**Set exercise**
Sort through the entries below and pull out lines containing the word "color".

Data entries for graphics:
---

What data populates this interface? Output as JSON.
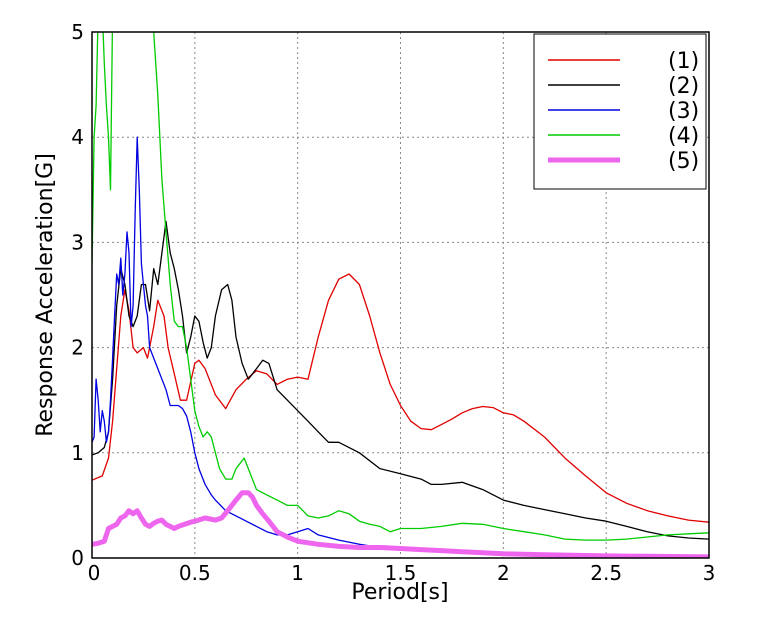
{
  "chart_data": {
    "type": "line",
    "title": "",
    "xlabel": "Period[s]",
    "ylabel": "Response Acceleration[G]",
    "xlim": [
      0,
      3
    ],
    "ylim": [
      0,
      5
    ],
    "x_ticks": [
      "0",
      "0.5",
      "1",
      "1.5",
      "2",
      "2.5",
      "3"
    ],
    "y_ticks": [
      "0",
      "1",
      "2",
      "3",
      "4",
      "5"
    ],
    "grid": true,
    "legend_position": "top-right",
    "series": [
      {
        "name": "(1)",
        "color": "#e00000",
        "points": [
          [
            0,
            0.74
          ],
          [
            0.05,
            0.78
          ],
          [
            0.08,
            0.95
          ],
          [
            0.1,
            1.3
          ],
          [
            0.12,
            1.8
          ],
          [
            0.14,
            2.3
          ],
          [
            0.16,
            2.55
          ],
          [
            0.18,
            2.35
          ],
          [
            0.2,
            2.0
          ],
          [
            0.22,
            1.95
          ],
          [
            0.25,
            2.0
          ],
          [
            0.27,
            1.9
          ],
          [
            0.3,
            2.2
          ],
          [
            0.32,
            2.45
          ],
          [
            0.35,
            2.3
          ],
          [
            0.37,
            2.0
          ],
          [
            0.4,
            1.75
          ],
          [
            0.43,
            1.5
          ],
          [
            0.46,
            1.5
          ],
          [
            0.5,
            1.85
          ],
          [
            0.52,
            1.88
          ],
          [
            0.55,
            1.8
          ],
          [
            0.6,
            1.55
          ],
          [
            0.65,
            1.42
          ],
          [
            0.7,
            1.6
          ],
          [
            0.75,
            1.7
          ],
          [
            0.8,
            1.78
          ],
          [
            0.85,
            1.75
          ],
          [
            0.9,
            1.65
          ],
          [
            0.95,
            1.7
          ],
          [
            1.0,
            1.72
          ],
          [
            1.05,
            1.7
          ],
          [
            1.1,
            2.1
          ],
          [
            1.15,
            2.45
          ],
          [
            1.2,
            2.65
          ],
          [
            1.25,
            2.7
          ],
          [
            1.3,
            2.6
          ],
          [
            1.35,
            2.3
          ],
          [
            1.4,
            1.95
          ],
          [
            1.45,
            1.65
          ],
          [
            1.5,
            1.45
          ],
          [
            1.55,
            1.3
          ],
          [
            1.6,
            1.23
          ],
          [
            1.65,
            1.22
          ],
          [
            1.7,
            1.27
          ],
          [
            1.75,
            1.32
          ],
          [
            1.8,
            1.38
          ],
          [
            1.85,
            1.42
          ],
          [
            1.9,
            1.44
          ],
          [
            1.95,
            1.43
          ],
          [
            2.0,
            1.38
          ],
          [
            2.05,
            1.36
          ],
          [
            2.1,
            1.3
          ],
          [
            2.2,
            1.15
          ],
          [
            2.3,
            0.95
          ],
          [
            2.4,
            0.78
          ],
          [
            2.5,
            0.62
          ],
          [
            2.6,
            0.52
          ],
          [
            2.7,
            0.45
          ],
          [
            2.8,
            0.4
          ],
          [
            2.9,
            0.36
          ],
          [
            3.0,
            0.34
          ]
        ]
      },
      {
        "name": "(2)",
        "color": "#000000",
        "points": [
          [
            0,
            0.98
          ],
          [
            0.03,
            1.0
          ],
          [
            0.06,
            1.05
          ],
          [
            0.08,
            1.2
          ],
          [
            0.1,
            1.7
          ],
          [
            0.12,
            2.4
          ],
          [
            0.14,
            2.75
          ],
          [
            0.16,
            2.6
          ],
          [
            0.18,
            2.3
          ],
          [
            0.2,
            2.2
          ],
          [
            0.22,
            2.3
          ],
          [
            0.24,
            2.6
          ],
          [
            0.26,
            2.6
          ],
          [
            0.28,
            2.35
          ],
          [
            0.3,
            2.75
          ],
          [
            0.32,
            2.6
          ],
          [
            0.34,
            2.9
          ],
          [
            0.36,
            3.2
          ],
          [
            0.38,
            2.9
          ],
          [
            0.4,
            2.75
          ],
          [
            0.42,
            2.55
          ],
          [
            0.44,
            2.3
          ],
          [
            0.46,
            1.95
          ],
          [
            0.48,
            2.1
          ],
          [
            0.5,
            2.3
          ],
          [
            0.52,
            2.25
          ],
          [
            0.54,
            2.05
          ],
          [
            0.56,
            1.9
          ],
          [
            0.58,
            2.0
          ],
          [
            0.6,
            2.3
          ],
          [
            0.63,
            2.55
          ],
          [
            0.66,
            2.6
          ],
          [
            0.68,
            2.45
          ],
          [
            0.7,
            2.1
          ],
          [
            0.73,
            1.85
          ],
          [
            0.76,
            1.7
          ],
          [
            0.8,
            1.8
          ],
          [
            0.83,
            1.88
          ],
          [
            0.86,
            1.85
          ],
          [
            0.9,
            1.6
          ],
          [
            0.95,
            1.5
          ],
          [
            1.0,
            1.4
          ],
          [
            1.05,
            1.3
          ],
          [
            1.1,
            1.2
          ],
          [
            1.15,
            1.1
          ],
          [
            1.2,
            1.1
          ],
          [
            1.3,
            1.0
          ],
          [
            1.4,
            0.85
          ],
          [
            1.5,
            0.8
          ],
          [
            1.6,
            0.75
          ],
          [
            1.65,
            0.7
          ],
          [
            1.7,
            0.7
          ],
          [
            1.8,
            0.72
          ],
          [
            1.9,
            0.65
          ],
          [
            2.0,
            0.55
          ],
          [
            2.1,
            0.5
          ],
          [
            2.2,
            0.46
          ],
          [
            2.3,
            0.42
          ],
          [
            2.4,
            0.38
          ],
          [
            2.5,
            0.35
          ],
          [
            2.6,
            0.3
          ],
          [
            2.7,
            0.25
          ],
          [
            2.8,
            0.21
          ],
          [
            2.9,
            0.19
          ],
          [
            3.0,
            0.18
          ]
        ]
      },
      {
        "name": "(3)",
        "color": "#0000e0",
        "points": [
          [
            0,
            1.1
          ],
          [
            0.01,
            1.15
          ],
          [
            0.02,
            1.7
          ],
          [
            0.03,
            1.5
          ],
          [
            0.04,
            1.2
          ],
          [
            0.05,
            1.4
          ],
          [
            0.06,
            1.3
          ],
          [
            0.07,
            1.1
          ],
          [
            0.08,
            1.2
          ],
          [
            0.09,
            1.5
          ],
          [
            0.1,
            1.9
          ],
          [
            0.11,
            2.3
          ],
          [
            0.12,
            2.7
          ],
          [
            0.13,
            2.6
          ],
          [
            0.14,
            2.85
          ],
          [
            0.15,
            2.5
          ],
          [
            0.16,
            2.7
          ],
          [
            0.17,
            3.1
          ],
          [
            0.18,
            2.9
          ],
          [
            0.19,
            2.2
          ],
          [
            0.2,
            2.4
          ],
          [
            0.21,
            3.3
          ],
          [
            0.22,
            4.0
          ],
          [
            0.23,
            3.5
          ],
          [
            0.24,
            2.8
          ],
          [
            0.25,
            2.6
          ],
          [
            0.26,
            2.4
          ],
          [
            0.27,
            2.3
          ],
          [
            0.28,
            2.0
          ],
          [
            0.3,
            1.9
          ],
          [
            0.32,
            1.8
          ],
          [
            0.34,
            1.7
          ],
          [
            0.36,
            1.6
          ],
          [
            0.38,
            1.45
          ],
          [
            0.4,
            1.45
          ],
          [
            0.42,
            1.45
          ],
          [
            0.44,
            1.42
          ],
          [
            0.46,
            1.35
          ],
          [
            0.48,
            1.2
          ],
          [
            0.5,
            1.0
          ],
          [
            0.52,
            0.85
          ],
          [
            0.55,
            0.7
          ],
          [
            0.58,
            0.6
          ],
          [
            0.6,
            0.55
          ],
          [
            0.65,
            0.45
          ],
          [
            0.7,
            0.4
          ],
          [
            0.75,
            0.35
          ],
          [
            0.8,
            0.3
          ],
          [
            0.85,
            0.25
          ],
          [
            0.9,
            0.22
          ],
          [
            0.95,
            0.22
          ],
          [
            1.0,
            0.25
          ],
          [
            1.05,
            0.28
          ],
          [
            1.1,
            0.22
          ],
          [
            1.2,
            0.17
          ],
          [
            1.3,
            0.13
          ],
          [
            1.4,
            0.1
          ],
          [
            1.5,
            0.09
          ],
          [
            1.6,
            0.07
          ],
          [
            1.7,
            0.06
          ],
          [
            1.8,
            0.05
          ],
          [
            1.9,
            0.04
          ],
          [
            2.0,
            0.03
          ],
          [
            2.2,
            0.02
          ],
          [
            2.5,
            0.01
          ],
          [
            3.0,
            0.0
          ]
        ]
      },
      {
        "name": "(4)",
        "color": "#00cc00",
        "points": [
          [
            0,
            2.8
          ],
          [
            0.01,
            4.0
          ],
          [
            0.02,
            4.3
          ],
          [
            0.03,
            5.2
          ],
          [
            0.05,
            5.2
          ],
          [
            0.06,
            4.7
          ],
          [
            0.07,
            4.3
          ],
          [
            0.08,
            4.0
          ],
          [
            0.09,
            3.5
          ],
          [
            0.1,
            5.2
          ],
          [
            0.15,
            5.2
          ],
          [
            0.2,
            5.2
          ],
          [
            0.25,
            5.2
          ],
          [
            0.28,
            5.2
          ],
          [
            0.3,
            5.0
          ],
          [
            0.32,
            4.4
          ],
          [
            0.34,
            3.6
          ],
          [
            0.36,
            3.1
          ],
          [
            0.38,
            2.6
          ],
          [
            0.4,
            2.25
          ],
          [
            0.42,
            2.2
          ],
          [
            0.44,
            2.2
          ],
          [
            0.46,
            2.0
          ],
          [
            0.48,
            1.7
          ],
          [
            0.5,
            1.4
          ],
          [
            0.52,
            1.25
          ],
          [
            0.54,
            1.15
          ],
          [
            0.56,
            1.2
          ],
          [
            0.58,
            1.15
          ],
          [
            0.6,
            1.0
          ],
          [
            0.62,
            0.85
          ],
          [
            0.65,
            0.75
          ],
          [
            0.68,
            0.75
          ],
          [
            0.7,
            0.85
          ],
          [
            0.72,
            0.9
          ],
          [
            0.74,
            0.95
          ],
          [
            0.76,
            0.85
          ],
          [
            0.78,
            0.75
          ],
          [
            0.8,
            0.65
          ],
          [
            0.85,
            0.6
          ],
          [
            0.9,
            0.55
          ],
          [
            0.95,
            0.5
          ],
          [
            1.0,
            0.5
          ],
          [
            1.05,
            0.4
          ],
          [
            1.1,
            0.38
          ],
          [
            1.15,
            0.4
          ],
          [
            1.2,
            0.45
          ],
          [
            1.25,
            0.42
          ],
          [
            1.3,
            0.35
          ],
          [
            1.35,
            0.32
          ],
          [
            1.4,
            0.3
          ],
          [
            1.45,
            0.25
          ],
          [
            1.5,
            0.28
          ],
          [
            1.6,
            0.28
          ],
          [
            1.7,
            0.3
          ],
          [
            1.8,
            0.33
          ],
          [
            1.9,
            0.32
          ],
          [
            2.0,
            0.28
          ],
          [
            2.1,
            0.25
          ],
          [
            2.2,
            0.22
          ],
          [
            2.3,
            0.18
          ],
          [
            2.4,
            0.17
          ],
          [
            2.5,
            0.17
          ],
          [
            2.6,
            0.18
          ],
          [
            2.7,
            0.2
          ],
          [
            2.8,
            0.22
          ],
          [
            2.9,
            0.23
          ],
          [
            3.0,
            0.24
          ]
        ]
      },
      {
        "name": "(5)",
        "color": "#ee66ee",
        "width": 5,
        "points": [
          [
            0,
            0.13
          ],
          [
            0.03,
            0.14
          ],
          [
            0.06,
            0.16
          ],
          [
            0.08,
            0.28
          ],
          [
            0.1,
            0.3
          ],
          [
            0.12,
            0.32
          ],
          [
            0.14,
            0.38
          ],
          [
            0.16,
            0.4
          ],
          [
            0.18,
            0.45
          ],
          [
            0.2,
            0.42
          ],
          [
            0.22,
            0.45
          ],
          [
            0.24,
            0.38
          ],
          [
            0.26,
            0.32
          ],
          [
            0.28,
            0.3
          ],
          [
            0.3,
            0.33
          ],
          [
            0.32,
            0.35
          ],
          [
            0.34,
            0.36
          ],
          [
            0.36,
            0.32
          ],
          [
            0.38,
            0.3
          ],
          [
            0.4,
            0.28
          ],
          [
            0.42,
            0.3
          ],
          [
            0.45,
            0.32
          ],
          [
            0.48,
            0.34
          ],
          [
            0.5,
            0.35
          ],
          [
            0.55,
            0.38
          ],
          [
            0.6,
            0.36
          ],
          [
            0.63,
            0.38
          ],
          [
            0.66,
            0.45
          ],
          [
            0.7,
            0.55
          ],
          [
            0.73,
            0.62
          ],
          [
            0.76,
            0.62
          ],
          [
            0.78,
            0.58
          ],
          [
            0.8,
            0.5
          ],
          [
            0.83,
            0.42
          ],
          [
            0.86,
            0.35
          ],
          [
            0.9,
            0.25
          ],
          [
            0.95,
            0.2
          ],
          [
            1.0,
            0.16
          ],
          [
            1.1,
            0.13
          ],
          [
            1.2,
            0.11
          ],
          [
            1.3,
            0.1
          ],
          [
            1.4,
            0.1
          ],
          [
            1.5,
            0.09
          ],
          [
            1.6,
            0.08
          ],
          [
            1.7,
            0.07
          ],
          [
            1.8,
            0.06
          ],
          [
            1.9,
            0.05
          ],
          [
            2.0,
            0.04
          ],
          [
            2.2,
            0.03
          ],
          [
            2.5,
            0.02
          ],
          [
            3.0,
            0.01
          ]
        ]
      }
    ]
  }
}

---

**Expected answer**
        "color": "#e00000",
        "color": "#000000",
        "color": "#0000e0",
        "color": "#00cc00",
        "color": "#ee66ee",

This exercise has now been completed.